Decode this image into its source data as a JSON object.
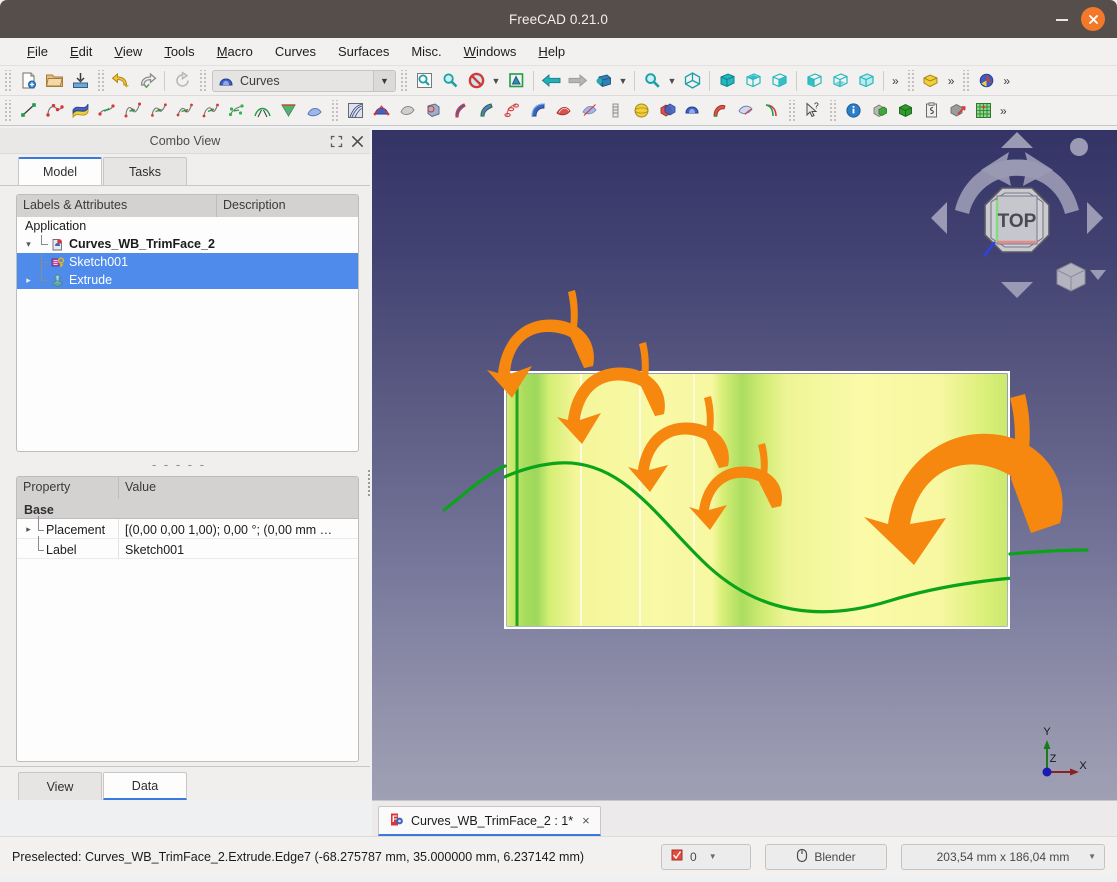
{
  "window": {
    "title": "FreeCAD 0.21.0",
    "minimize_label": "Minimize",
    "close_label": "Close"
  },
  "menubar": {
    "items": [
      {
        "label": "File",
        "mnemonic": "F"
      },
      {
        "label": "Edit",
        "mnemonic": "E"
      },
      {
        "label": "View",
        "mnemonic": "V"
      },
      {
        "label": "Tools",
        "mnemonic": "T"
      },
      {
        "label": "Macro",
        "mnemonic": "M"
      },
      {
        "label": "Curves",
        "mnemonic": ""
      },
      {
        "label": "Surfaces",
        "mnemonic": ""
      },
      {
        "label": "Misc.",
        "mnemonic": ""
      },
      {
        "label": "Windows",
        "mnemonic": "W"
      },
      {
        "label": "Help",
        "mnemonic": "H"
      }
    ]
  },
  "toolbar": {
    "workbench_selected": "Curves",
    "file_group": [
      "new-document-icon",
      "open-document-icon",
      "save-document-icon"
    ],
    "edit_group": [
      "undo-icon",
      "redo-icon",
      "refresh-icon"
    ],
    "view_group": [
      "fit-all-icon",
      "fit-selection-icon",
      "draw-style-icon",
      "bounding-box-icon"
    ],
    "nav_group": [
      "back-arrow-icon",
      "forward-arrow-icon",
      "axonometric-view-icon"
    ],
    "std_views_group": [
      "zoom-icon",
      "isometric-view-icon",
      "front-view-icon",
      "top-view-icon",
      "right-view-icon",
      "rear-view-icon",
      "bottom-view-icon",
      "left-view-icon"
    ],
    "overflow_label": "»"
  },
  "combo_view": {
    "title": "Combo View",
    "maximize_icon": "expand-icon",
    "close_icon": "close-icon",
    "tabs": [
      {
        "label": "Model",
        "active": true
      },
      {
        "label": "Tasks",
        "active": false
      }
    ],
    "tree": {
      "headers": [
        "Labels & Attributes",
        "Description"
      ],
      "nodes": [
        {
          "label": "Application",
          "depth": 0,
          "bold": false,
          "selected": false,
          "expander": "",
          "icon": ""
        },
        {
          "label": "Curves_WB_TrimFace_2",
          "depth": 1,
          "bold": true,
          "selected": false,
          "expander": "v",
          "icon": "document-icon"
        },
        {
          "label": "Sketch001",
          "depth": 2,
          "bold": false,
          "selected": true,
          "expander": "",
          "icon": "sketch-icon"
        },
        {
          "label": "Extrude",
          "depth": 2,
          "bold": false,
          "selected": true,
          "expander": ">",
          "icon": "extrude-icon"
        }
      ]
    },
    "separator": "- - - - -",
    "properties": {
      "headers": [
        "Property",
        "Value"
      ],
      "group_label": "Base",
      "rows": [
        {
          "name": "Placement",
          "value": "[(0,00 0,00 1,00); 0,00 °; (0,00 mm  …",
          "expandable": true
        },
        {
          "name": "Label",
          "value": "Sketch001",
          "expandable": false
        }
      ]
    },
    "bottom_tabs": [
      {
        "label": "View",
        "active": false
      },
      {
        "label": "Data",
        "active": true
      }
    ]
  },
  "viewport": {
    "nav_cube_face": "TOP",
    "axis_labels": {
      "x": "X",
      "y": "Y",
      "z": "Z"
    },
    "colors": {
      "background_top": "#333366",
      "background_bottom": "#a0a0b4",
      "surface_yellow": "#f7f79a",
      "surface_green": "#a8dc5e",
      "edge_green": "#1ba01b",
      "arrow_orange": "#f58410"
    }
  },
  "document_tabs": [
    {
      "label": "Curves_WB_TrimFace_2 : 1*",
      "icon": "freecad-document-icon",
      "close": "×",
      "active": true
    }
  ],
  "statusbar": {
    "message": "Preselected: Curves_WB_TrimFace_2.Extrude.Edge7 (-68.275787 mm, 35.000000 mm, 6.237142 mm)",
    "selection_count": "0",
    "navigation_style": "Blender",
    "dimensions": "203,54 mm x 186,04 mm"
  }
}
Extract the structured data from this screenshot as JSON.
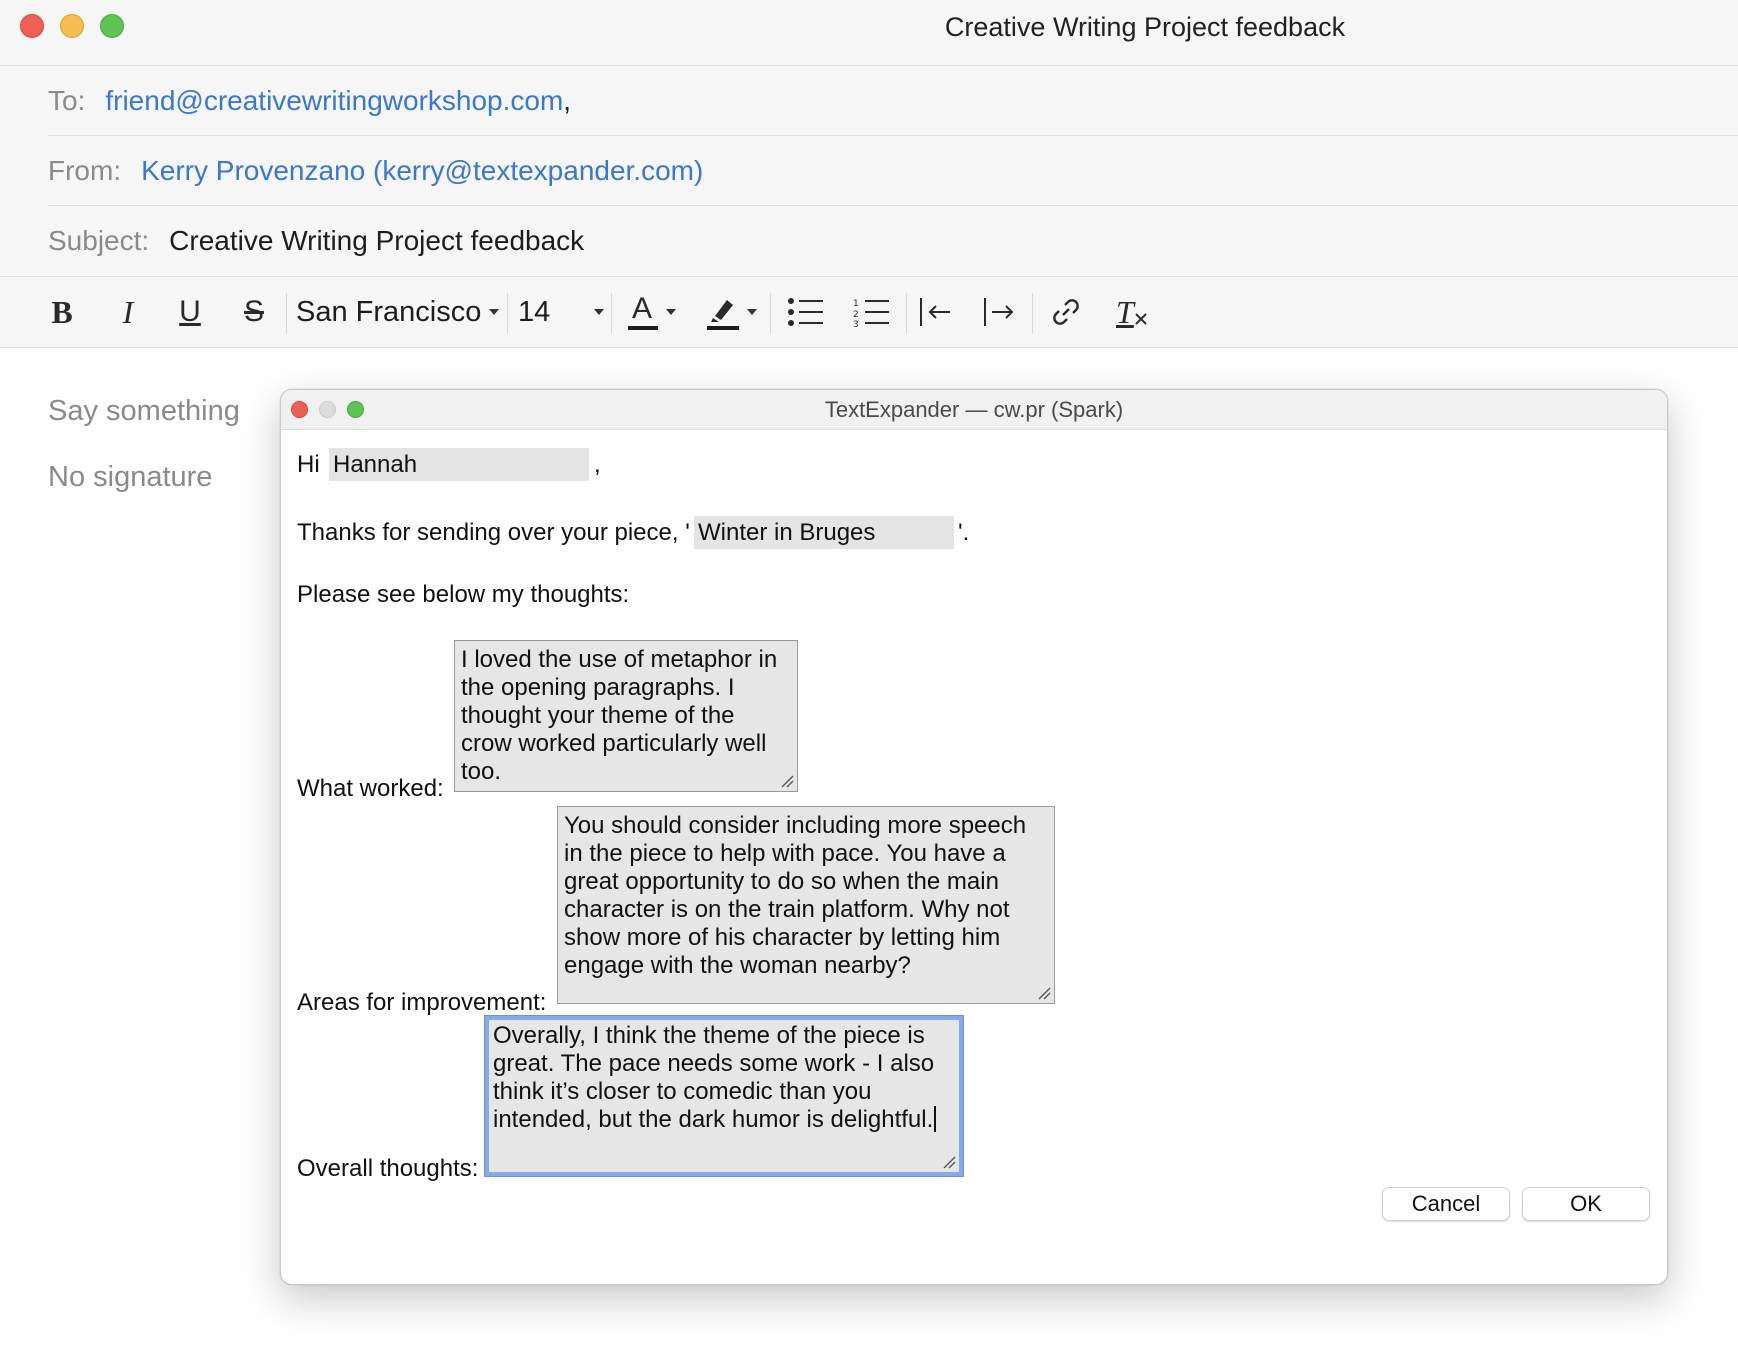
{
  "window": {
    "title": "Creative Writing Project feedback"
  },
  "header": {
    "to_label": "To:",
    "to_value": "friend@creativewritingworkshop.com",
    "to_sep": ",",
    "from_label": "From:",
    "from_value": "Kerry Provenzano (kerry@textexpander.com)",
    "subject_label": "Subject:",
    "subject_value": "Creative Writing Project feedback"
  },
  "toolbar": {
    "bold": "B",
    "italic": "I",
    "underline": "U",
    "strike": "S",
    "font_name": "San Francisco",
    "font_size": "14",
    "text_color_glyph": "A",
    "clear_format_glyph": "T",
    "text_color": "#1d1d1f",
    "highlight_color": "#1d1d1f"
  },
  "body": {
    "say_something": "Say something",
    "no_signature": "No signature"
  },
  "dialog": {
    "title": "TextExpander — cw.pr (Spark)",
    "greeting_prefix": "Hi",
    "name_value": "Hannah",
    "greeting_suffix": ",",
    "thanks_prefix": "Thanks for sending over your piece, '",
    "piece_value": "Winter in Bruges",
    "thanks_suffix": "'.",
    "see_below": "Please see below my thoughts:",
    "worked_label": "What worked:",
    "worked_value": "I loved the use of metaphor in the opening paragraphs. I thought your theme of the crow worked particularly well too.",
    "improve_label": "Areas for improvement:",
    "improve_value": "You should consider including more speech in the piece to help with pace. You have a great opportunity to do so when the main character is on the train platform. Why not show more of his character by letting him engage with the woman nearby?",
    "overall_label": "Overall thoughts:",
    "overall_value": "Overally, I think the theme of the piece is great. The pace needs some work - I also think it’s closer to comedic than you intended, but the dark humor is delightful.",
    "cancel_label": "Cancel",
    "ok_label": "OK"
  },
  "colors": {
    "link": "#3a77d0",
    "label_gray": "#8a8a8e",
    "focus_ring": "#86a9ea",
    "field_fill": "#e4e4e4"
  }
}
=======
# [Set task]
Except for the pictures, print the data above exactly.

# [Task result]
Decode this image into its source data as a JSON object.
{
  "window": {
    "title": "FreeCAD 0.21.0",
    "minimize_label": "Minimize",
    "close_label": "Close"
  },
  "menubar": {
    "items": [
      {
        "label": "File",
        "mnemonic": "F"
      },
      {
        "label": "Edit",
        "mnemonic": "E"
      },
      {
        "label": "View",
        "mnemonic": "V"
      },
      {
        "label": "Tools",
        "mnemonic": "T"
      },
      {
        "label": "Macro",
        "mnemonic": "M"
      },
      {
        "label": "Curves",
        "mnemonic": ""
      },
      {
        "label": "Surfaces",
        "mnemonic": ""
      },
      {
        "label": "Misc.",
        "mnemonic": ""
      },
      {
        "label": "Windows",
        "mnemonic": "W"
      },
      {
        "label": "Help",
        "mnemonic": "H"
      }
    ]
  },
  "toolbar": {
    "workbench_selected": "Curves",
    "file_group": [
      "new-document-icon",
      "open-document-icon",
      "save-document-icon"
    ],
    "edit_group": [
      "undo-icon",
      "redo-icon",
      "refresh-icon"
    ],
    "view_group": [
      "fit-all-icon",
      "fit-selection-icon",
      "draw-style-icon",
      "bounding-box-icon"
    ],
    "nav_group": [
      "back-arrow-icon",
      "forward-arrow-icon",
      "axonometric-view-icon"
    ],
    "std_views_group": [
      "zoom-icon",
      "isometric-view-icon",
      "front-view-icon",
      "top-view-icon",
      "right-view-icon",
      "rear-view-icon",
      "bottom-view-icon",
      "left-view-icon"
    ],
    "overflow_label": "»"
  },
  "combo_view": {
    "title": "Combo View",
    "maximize_icon": "expand-icon",
    "close_icon": "close-icon",
    "tabs": [
      {
        "label": "Model",
        "active": true
      },
      {
        "label": "Tasks",
        "active": false
      }
    ],
    "tree": {
      "headers": [
        "Labels & Attributes",
        "Description"
      ],
      "nodes": [
        {
          "label": "Application",
          "depth": 0,
          "bold": false,
          "selected": false,
          "expander": "",
          "icon": ""
        },
        {
          "label": "Curves_WB_TrimFace_2",
          "depth": 1,
          "bold": true,
          "selected": false,
          "expander": "v",
          "icon": "document-icon"
        },
        {
          "label": "Sketch001",
          "depth": 2,
          "bold": false,
          "selected": true,
          "expander": "",
          "icon": "sketch-icon"
        },
        {
          "label": "Extrude",
          "depth": 2,
          "bold": false,
          "selected": true,
          "expander": ">",
          "icon": "extrude-icon"
        }
      ]
    },
    "separator": "- - - - -",
    "properties": {
      "headers": [
        "Property",
        "Value"
      ],
      "group_label": "Base",
      "rows": [
        {
          "name": "Placement",
          "value": "[(0,00 0,00 1,00); 0,00 °; (0,00 mm  …",
          "expandable": true
        },
        {
          "name": "Label",
          "value": "Sketch001",
          "expandable": false
        }
      ]
    },
    "bottom_tabs": [
      {
        "label": "View",
        "active": false
      },
      {
        "label": "Data",
        "active": true
      }
    ]
  },
  "viewport": {
    "nav_cube_face": "TOP",
    "axis_labels": {
      "x": "X",
      "y": "Y",
      "z": "Z"
    },
    "colors": {
      "background_top": "#333366",
      "background_bottom": "#a0a0b4",
      "surface_yellow": "#f7f79a",
      "surface_green": "#a8dc5e",
      "edge_green": "#1ba01b",
      "arrow_orange": "#f58410"
    }
  },
  "document_tabs": [
    {
      "label": "Curves_WB_TrimFace_2 : 1*",
      "icon": "freecad-document-icon",
      "close": "×",
      "active": true
    }
  ],
  "statusbar": {
    "message": "Preselected: Curves_WB_TrimFace_2.Extrude.Edge7 (-68.275787 mm, 35.000000 mm, 6.237142 mm)",
    "selection_count": "0",
    "navigation_style": "Blender",
    "dimensions": "203,54 mm x 186,04 mm"
  }
}
Extract the structured data from this screenshot as JSON.
{
  "window": {
    "title": "Creative Writing Project feedback"
  },
  "header": {
    "to_label": "To:",
    "to_value": "friend@creativewritingworkshop.com",
    "to_sep": ",",
    "from_label": "From:",
    "from_value": "Kerry Provenzano (kerry@textexpander.com)",
    "subject_label": "Subject:",
    "subject_value": "Creative Writing Project feedback"
  },
  "toolbar": {
    "bold": "B",
    "italic": "I",
    "underline": "U",
    "strike": "S",
    "font_name": "San Francisco",
    "font_size": "14",
    "text_color_glyph": "A",
    "clear_format_glyph": "T",
    "text_color": "#1d1d1f",
    "highlight_color": "#1d1d1f"
  },
  "body": {
    "say_something": "Say something",
    "no_signature": "No signature"
  },
  "dialog": {
    "title": "TextExpander — cw.pr (Spark)",
    "greeting_prefix": "Hi",
    "name_value": "Hannah",
    "greeting_suffix": ",",
    "thanks_prefix": "Thanks for sending over your piece, '",
    "piece_value": "Winter in Bruges",
    "thanks_suffix": "'.",
    "see_below": "Please see below my thoughts:",
    "worked_label": "What worked:",
    "worked_value": "I loved the use of metaphor in the opening paragraphs. I thought your theme of the crow worked particularly well too.",
    "improve_label": "Areas for improvement:",
    "improve_value": "You should consider including more speech in the piece to help with pace. You have a great opportunity to do so when the main character is on the train platform. Why not show more of his character by letting him engage with the woman nearby?",
    "overall_label": "Overall thoughts:",
    "overall_value": "Overally, I think the theme of the piece is great. The pace needs some work - I also think it’s closer to comedic than you intended, but the dark humor is delightful.",
    "cancel_label": "Cancel",
    "ok_label": "OK"
  },
  "colors": {
    "link": "#3a77d0",
    "label_gray": "#8a8a8e",
    "focus_ring": "#86a9ea",
    "field_fill": "#e4e4e4"
  }
}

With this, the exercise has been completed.